- [What needs to be done]
Repeat every line below exactly as it reads.
Start of Input material
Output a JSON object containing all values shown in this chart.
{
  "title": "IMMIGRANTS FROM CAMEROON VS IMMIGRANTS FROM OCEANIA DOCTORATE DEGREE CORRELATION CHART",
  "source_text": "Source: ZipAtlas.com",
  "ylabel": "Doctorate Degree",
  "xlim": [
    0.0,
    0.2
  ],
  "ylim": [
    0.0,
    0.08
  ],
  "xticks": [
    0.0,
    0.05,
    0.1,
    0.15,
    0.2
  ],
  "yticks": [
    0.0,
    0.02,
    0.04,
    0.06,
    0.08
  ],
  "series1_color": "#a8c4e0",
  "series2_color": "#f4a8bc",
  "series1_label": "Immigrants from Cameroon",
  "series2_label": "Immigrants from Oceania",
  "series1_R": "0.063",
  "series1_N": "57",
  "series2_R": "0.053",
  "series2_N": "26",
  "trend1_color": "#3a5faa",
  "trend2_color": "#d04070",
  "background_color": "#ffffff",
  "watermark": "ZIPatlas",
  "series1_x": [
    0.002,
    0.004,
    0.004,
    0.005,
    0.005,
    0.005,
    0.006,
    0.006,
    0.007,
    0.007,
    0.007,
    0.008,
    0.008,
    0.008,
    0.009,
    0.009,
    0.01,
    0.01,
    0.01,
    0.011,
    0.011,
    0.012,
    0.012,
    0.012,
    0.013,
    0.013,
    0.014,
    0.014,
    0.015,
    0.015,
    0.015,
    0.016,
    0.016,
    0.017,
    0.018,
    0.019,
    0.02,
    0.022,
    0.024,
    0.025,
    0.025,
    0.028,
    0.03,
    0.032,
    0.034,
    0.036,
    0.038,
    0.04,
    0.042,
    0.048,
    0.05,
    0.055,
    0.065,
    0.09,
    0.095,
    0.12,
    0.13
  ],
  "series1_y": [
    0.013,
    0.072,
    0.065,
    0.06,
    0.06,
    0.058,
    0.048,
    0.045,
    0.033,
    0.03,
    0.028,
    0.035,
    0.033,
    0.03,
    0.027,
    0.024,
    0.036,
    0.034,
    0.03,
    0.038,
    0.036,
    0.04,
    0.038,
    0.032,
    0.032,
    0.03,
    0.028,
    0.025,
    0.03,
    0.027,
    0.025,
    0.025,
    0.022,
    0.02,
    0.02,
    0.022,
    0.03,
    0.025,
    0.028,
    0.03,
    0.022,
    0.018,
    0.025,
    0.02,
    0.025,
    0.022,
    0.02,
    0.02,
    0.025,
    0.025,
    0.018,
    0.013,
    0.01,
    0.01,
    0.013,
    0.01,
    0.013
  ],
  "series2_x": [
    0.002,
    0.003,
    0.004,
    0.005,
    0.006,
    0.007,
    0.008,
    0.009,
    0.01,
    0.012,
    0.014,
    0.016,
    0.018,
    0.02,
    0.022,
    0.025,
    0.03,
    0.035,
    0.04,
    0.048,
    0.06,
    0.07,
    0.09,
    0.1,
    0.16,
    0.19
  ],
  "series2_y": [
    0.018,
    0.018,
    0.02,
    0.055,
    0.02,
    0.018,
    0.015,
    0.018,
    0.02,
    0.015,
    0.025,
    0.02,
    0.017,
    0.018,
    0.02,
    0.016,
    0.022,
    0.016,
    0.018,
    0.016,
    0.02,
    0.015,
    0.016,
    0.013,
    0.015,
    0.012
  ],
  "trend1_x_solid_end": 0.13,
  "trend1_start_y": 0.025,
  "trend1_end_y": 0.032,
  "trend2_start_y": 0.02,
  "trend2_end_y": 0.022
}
End of Input material
- [Expected output]
Output a JSON object containing all values shown in this chart.
{
  "title": "IMMIGRANTS FROM CAMEROON VS IMMIGRANTS FROM OCEANIA DOCTORATE DEGREE CORRELATION CHART",
  "source_text": "Source: ZipAtlas.com",
  "ylabel": "Doctorate Degree",
  "xlim": [
    0.0,
    0.2
  ],
  "ylim": [
    0.0,
    0.08
  ],
  "xticks": [
    0.0,
    0.05,
    0.1,
    0.15,
    0.2
  ],
  "yticks": [
    0.0,
    0.02,
    0.04,
    0.06,
    0.08
  ],
  "series1_color": "#a8c4e0",
  "series2_color": "#f4a8bc",
  "series1_label": "Immigrants from Cameroon",
  "series2_label": "Immigrants from Oceania",
  "series1_R": "0.063",
  "series1_N": "57",
  "series2_R": "0.053",
  "series2_N": "26",
  "trend1_color": "#3a5faa",
  "trend2_color": "#d04070",
  "background_color": "#ffffff",
  "watermark": "ZIPatlas",
  "series1_x": [
    0.002,
    0.004,
    0.004,
    0.005,
    0.005,
    0.005,
    0.006,
    0.006,
    0.007,
    0.007,
    0.007,
    0.008,
    0.008,
    0.008,
    0.009,
    0.009,
    0.01,
    0.01,
    0.01,
    0.011,
    0.011,
    0.012,
    0.012,
    0.012,
    0.013,
    0.013,
    0.014,
    0.014,
    0.015,
    0.015,
    0.015,
    0.016,
    0.016,
    0.017,
    0.018,
    0.019,
    0.02,
    0.022,
    0.024,
    0.025,
    0.025,
    0.028,
    0.03,
    0.032,
    0.034,
    0.036,
    0.038,
    0.04,
    0.042,
    0.048,
    0.05,
    0.055,
    0.065,
    0.09,
    0.095,
    0.12,
    0.13
  ],
  "series1_y": [
    0.013,
    0.072,
    0.065,
    0.06,
    0.06,
    0.058,
    0.048,
    0.045,
    0.033,
    0.03,
    0.028,
    0.035,
    0.033,
    0.03,
    0.027,
    0.024,
    0.036,
    0.034,
    0.03,
    0.038,
    0.036,
    0.04,
    0.038,
    0.032,
    0.032,
    0.03,
    0.028,
    0.025,
    0.03,
    0.027,
    0.025,
    0.025,
    0.022,
    0.02,
    0.02,
    0.022,
    0.03,
    0.025,
    0.028,
    0.03,
    0.022,
    0.018,
    0.025,
    0.02,
    0.025,
    0.022,
    0.02,
    0.02,
    0.025,
    0.025,
    0.018,
    0.013,
    0.01,
    0.01,
    0.013,
    0.01,
    0.013
  ],
  "series2_x": [
    0.002,
    0.003,
    0.004,
    0.005,
    0.006,
    0.007,
    0.008,
    0.009,
    0.01,
    0.012,
    0.014,
    0.016,
    0.018,
    0.02,
    0.022,
    0.025,
    0.03,
    0.035,
    0.04,
    0.048,
    0.06,
    0.07,
    0.09,
    0.1,
    0.16,
    0.19
  ],
  "series2_y": [
    0.018,
    0.018,
    0.02,
    0.055,
    0.02,
    0.018,
    0.015,
    0.018,
    0.02,
    0.015,
    0.025,
    0.02,
    0.017,
    0.018,
    0.02,
    0.016,
    0.022,
    0.016,
    0.018,
    0.016,
    0.02,
    0.015,
    0.016,
    0.013,
    0.015,
    0.012
  ],
  "trend1_x_solid_end": 0.13,
  "trend1_start_y": 0.025,
  "trend1_end_y": 0.032,
  "trend2_start_y": 0.02,
  "trend2_end_y": 0.022
}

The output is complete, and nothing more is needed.